■ **Aim**
Produce an exact copy of the lines from the line that contains "Type out the text in this image." to the end of the listing below.

■ **Data for processing**
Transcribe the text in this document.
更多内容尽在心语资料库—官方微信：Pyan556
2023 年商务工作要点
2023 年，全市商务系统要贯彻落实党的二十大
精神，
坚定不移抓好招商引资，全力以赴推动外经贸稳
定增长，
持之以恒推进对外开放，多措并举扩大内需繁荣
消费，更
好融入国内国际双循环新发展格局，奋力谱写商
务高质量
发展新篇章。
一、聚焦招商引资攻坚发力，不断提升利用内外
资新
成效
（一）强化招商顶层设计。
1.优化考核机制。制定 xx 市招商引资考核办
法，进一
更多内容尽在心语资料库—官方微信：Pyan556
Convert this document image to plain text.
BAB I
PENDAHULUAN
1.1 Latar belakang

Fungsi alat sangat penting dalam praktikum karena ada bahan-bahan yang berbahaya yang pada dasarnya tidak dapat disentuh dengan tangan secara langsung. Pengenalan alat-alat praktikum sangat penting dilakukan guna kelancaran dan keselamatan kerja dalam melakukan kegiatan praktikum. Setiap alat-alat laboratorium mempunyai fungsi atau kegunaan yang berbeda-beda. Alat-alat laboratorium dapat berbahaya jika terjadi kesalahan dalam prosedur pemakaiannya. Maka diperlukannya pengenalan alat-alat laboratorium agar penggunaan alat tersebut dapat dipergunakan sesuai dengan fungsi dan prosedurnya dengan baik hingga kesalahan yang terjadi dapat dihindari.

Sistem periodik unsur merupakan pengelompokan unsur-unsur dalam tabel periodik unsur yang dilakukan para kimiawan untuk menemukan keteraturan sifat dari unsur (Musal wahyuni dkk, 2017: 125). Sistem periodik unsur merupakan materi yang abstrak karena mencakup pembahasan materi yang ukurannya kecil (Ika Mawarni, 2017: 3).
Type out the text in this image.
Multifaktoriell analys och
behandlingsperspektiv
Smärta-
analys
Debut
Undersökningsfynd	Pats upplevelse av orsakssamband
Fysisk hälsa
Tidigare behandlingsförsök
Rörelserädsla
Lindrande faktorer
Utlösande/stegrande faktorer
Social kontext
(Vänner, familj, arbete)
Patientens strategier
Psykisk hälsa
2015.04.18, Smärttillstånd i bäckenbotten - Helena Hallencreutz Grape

■ **Answer to this problem**
Type out the text in this image.
Multifaktoriell analys och
behandlingsperspektiv
Smärta-
analys
Debut
Undersökningsfynd	Pats upplevelse av orsakssamband
Fysisk hälsa
Tidigare behandlingsförsök
Rörelserädsla
Lindrande faktorer
Utlösande/stegrande faktorer
Social kontext
(Vänner, familj, arbete)
Patientens strategier
Psykisk hälsa
2015.04.18, Smärttillstånd i bäckenbotten - Helena Hallencreutz Grape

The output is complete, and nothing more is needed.